■ PASSAGE SHOWN
In this touching tribute, New Zealand film-maker Tara Roshan Nandu-Moke remembers Timothy Amai, 20 and Wiremu Gin, 38, who died in a tragic car accident on Friday 3 February 2017.

Two men lost their lives on Friday February 3rd, 2017 in a tragic car accident on SH1 at Karapiro, south of the New Zealand city of Hamilton. 

Recently returned missionary for The Church of Jesus Christ of Latter-day Saints, Timothy Amai, 20 and Wiremu Gin, 38 were travelling to Wellington when the collision occurred.

The Latter-day Saint and wider community are still reacting to the loss as tributes from friends and family around the Pacific pour in on social media.

 

I was asked to write a piece for Pacific Mormon Newsroom so I’m sitting at my computer looking at a photo I took of young Tim more than two years ago, finding it hard to type and see the screen through tears.

This story begins with a phone call.

■ Element and coordinate entries
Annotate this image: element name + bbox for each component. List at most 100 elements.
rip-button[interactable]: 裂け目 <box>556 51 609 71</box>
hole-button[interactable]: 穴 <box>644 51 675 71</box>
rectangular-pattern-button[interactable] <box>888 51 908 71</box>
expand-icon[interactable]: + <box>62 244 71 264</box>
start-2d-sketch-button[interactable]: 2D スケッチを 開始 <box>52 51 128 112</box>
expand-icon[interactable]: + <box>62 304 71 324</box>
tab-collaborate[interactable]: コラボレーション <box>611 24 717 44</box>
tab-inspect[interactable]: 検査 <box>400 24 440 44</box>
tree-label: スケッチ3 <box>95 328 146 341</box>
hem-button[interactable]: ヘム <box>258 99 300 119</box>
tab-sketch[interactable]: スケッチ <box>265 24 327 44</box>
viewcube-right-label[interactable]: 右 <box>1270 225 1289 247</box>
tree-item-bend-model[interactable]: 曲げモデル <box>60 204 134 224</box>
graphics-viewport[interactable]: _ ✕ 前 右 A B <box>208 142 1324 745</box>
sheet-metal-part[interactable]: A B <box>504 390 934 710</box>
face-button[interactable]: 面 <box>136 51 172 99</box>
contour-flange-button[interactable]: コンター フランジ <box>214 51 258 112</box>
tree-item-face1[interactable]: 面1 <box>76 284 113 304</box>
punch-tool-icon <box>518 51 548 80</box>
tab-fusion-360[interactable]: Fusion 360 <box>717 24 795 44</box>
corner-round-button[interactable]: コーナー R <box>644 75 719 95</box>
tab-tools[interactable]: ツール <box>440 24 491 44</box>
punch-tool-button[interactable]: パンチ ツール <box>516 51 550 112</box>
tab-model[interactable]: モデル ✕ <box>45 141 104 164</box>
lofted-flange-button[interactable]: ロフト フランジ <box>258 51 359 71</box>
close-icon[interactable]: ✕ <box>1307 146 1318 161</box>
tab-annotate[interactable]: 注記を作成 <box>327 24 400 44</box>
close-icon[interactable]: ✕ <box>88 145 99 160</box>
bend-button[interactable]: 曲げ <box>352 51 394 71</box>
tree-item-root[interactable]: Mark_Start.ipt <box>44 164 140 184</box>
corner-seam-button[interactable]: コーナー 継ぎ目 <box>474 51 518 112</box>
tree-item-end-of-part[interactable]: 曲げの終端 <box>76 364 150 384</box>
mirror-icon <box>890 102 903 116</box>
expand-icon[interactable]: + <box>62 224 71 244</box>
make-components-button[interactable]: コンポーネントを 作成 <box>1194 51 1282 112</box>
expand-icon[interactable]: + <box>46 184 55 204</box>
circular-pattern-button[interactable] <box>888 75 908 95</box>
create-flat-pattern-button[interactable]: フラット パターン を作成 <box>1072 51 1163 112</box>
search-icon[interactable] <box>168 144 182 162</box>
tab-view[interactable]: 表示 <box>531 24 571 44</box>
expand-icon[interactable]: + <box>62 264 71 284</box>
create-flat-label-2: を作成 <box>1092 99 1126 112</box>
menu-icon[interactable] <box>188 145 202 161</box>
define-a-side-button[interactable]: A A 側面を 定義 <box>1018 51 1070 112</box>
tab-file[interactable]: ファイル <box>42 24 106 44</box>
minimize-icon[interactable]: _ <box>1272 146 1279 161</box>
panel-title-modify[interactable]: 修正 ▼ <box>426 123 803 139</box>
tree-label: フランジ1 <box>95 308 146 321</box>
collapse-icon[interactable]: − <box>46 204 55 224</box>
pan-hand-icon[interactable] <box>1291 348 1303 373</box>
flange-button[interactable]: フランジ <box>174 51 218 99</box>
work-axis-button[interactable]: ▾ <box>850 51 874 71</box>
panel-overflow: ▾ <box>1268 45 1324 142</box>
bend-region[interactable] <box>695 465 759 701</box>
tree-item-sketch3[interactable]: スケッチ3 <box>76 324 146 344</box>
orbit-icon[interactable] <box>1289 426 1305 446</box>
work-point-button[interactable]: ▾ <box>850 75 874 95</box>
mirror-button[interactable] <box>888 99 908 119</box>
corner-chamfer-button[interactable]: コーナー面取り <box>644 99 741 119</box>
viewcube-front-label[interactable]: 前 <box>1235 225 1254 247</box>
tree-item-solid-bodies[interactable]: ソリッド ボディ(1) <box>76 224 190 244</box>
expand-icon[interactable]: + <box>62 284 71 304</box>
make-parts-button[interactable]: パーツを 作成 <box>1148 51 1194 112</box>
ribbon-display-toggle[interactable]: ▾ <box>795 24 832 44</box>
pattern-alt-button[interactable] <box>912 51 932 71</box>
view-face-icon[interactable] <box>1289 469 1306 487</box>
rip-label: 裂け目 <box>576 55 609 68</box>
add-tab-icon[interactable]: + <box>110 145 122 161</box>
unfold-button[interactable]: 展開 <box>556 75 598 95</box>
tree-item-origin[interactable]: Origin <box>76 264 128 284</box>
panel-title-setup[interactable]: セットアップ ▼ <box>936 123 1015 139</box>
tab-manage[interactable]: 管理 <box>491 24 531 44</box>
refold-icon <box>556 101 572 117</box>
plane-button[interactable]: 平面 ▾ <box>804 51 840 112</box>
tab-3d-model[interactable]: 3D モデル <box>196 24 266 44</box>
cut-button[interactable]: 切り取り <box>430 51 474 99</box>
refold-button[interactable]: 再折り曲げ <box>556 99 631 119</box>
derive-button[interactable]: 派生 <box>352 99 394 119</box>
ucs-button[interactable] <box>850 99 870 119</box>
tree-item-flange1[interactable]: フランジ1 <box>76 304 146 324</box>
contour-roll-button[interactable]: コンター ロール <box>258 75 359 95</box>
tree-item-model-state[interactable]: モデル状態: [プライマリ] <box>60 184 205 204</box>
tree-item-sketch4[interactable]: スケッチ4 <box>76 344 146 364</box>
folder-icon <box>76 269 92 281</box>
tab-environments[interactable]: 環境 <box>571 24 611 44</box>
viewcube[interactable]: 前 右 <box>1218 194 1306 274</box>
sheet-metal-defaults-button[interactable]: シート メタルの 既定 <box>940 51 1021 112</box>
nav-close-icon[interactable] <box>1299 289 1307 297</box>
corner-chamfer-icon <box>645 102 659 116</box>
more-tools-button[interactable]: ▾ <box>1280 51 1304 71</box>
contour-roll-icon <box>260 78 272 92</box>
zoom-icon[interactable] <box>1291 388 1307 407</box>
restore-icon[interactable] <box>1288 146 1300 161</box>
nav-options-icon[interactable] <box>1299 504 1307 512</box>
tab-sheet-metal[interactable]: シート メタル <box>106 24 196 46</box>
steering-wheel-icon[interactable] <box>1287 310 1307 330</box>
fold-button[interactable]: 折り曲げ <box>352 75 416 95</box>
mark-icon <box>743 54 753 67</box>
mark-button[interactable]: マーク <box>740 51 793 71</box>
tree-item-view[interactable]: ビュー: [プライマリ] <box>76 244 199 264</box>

■ EXERCISE SET
(a) Answer these questions from the tribute:
(i) On what road and near what place did the accident happen?
(ii) Where were the two men traveling when the collision occurred?
(iii) What outlet was the writer asked to write a piece for?
(b) Quote the entries from their first line through the line with "tab-inspect[interactable]: 検査 <box>400", including both of those lines and nothing else.
The tribute and the entries come from unrelated sources.

■ PER-TASK OUTPUTS
(a)
(i) SH1 at Karapiro, south of Hamilton
(ii) Wellington
(iii) Pacific Mormon Newsroom

(b)
Annotate this image: element name + bbox for each component. List at most 100 elements.
rip-button[interactable]: 裂け目 <box>556 51 609 71</box>
hole-button[interactable]: 穴 <box>644 51 675 71</box>
rectangular-pattern-button[interactable] <box>888 51 908 71</box>
expand-icon[interactable]: + <box>62 244 71 264</box>
start-2d-sketch-button[interactable]: 2D スケッチを 開始 <box>52 51 128 112</box>
expand-icon[interactable]: + <box>62 304 71 324</box>
tab-collaborate[interactable]: コラボレーション <box>611 24 717 44</box>
tab-inspect[interactable]: 検査 <box>400 24 440 44</box>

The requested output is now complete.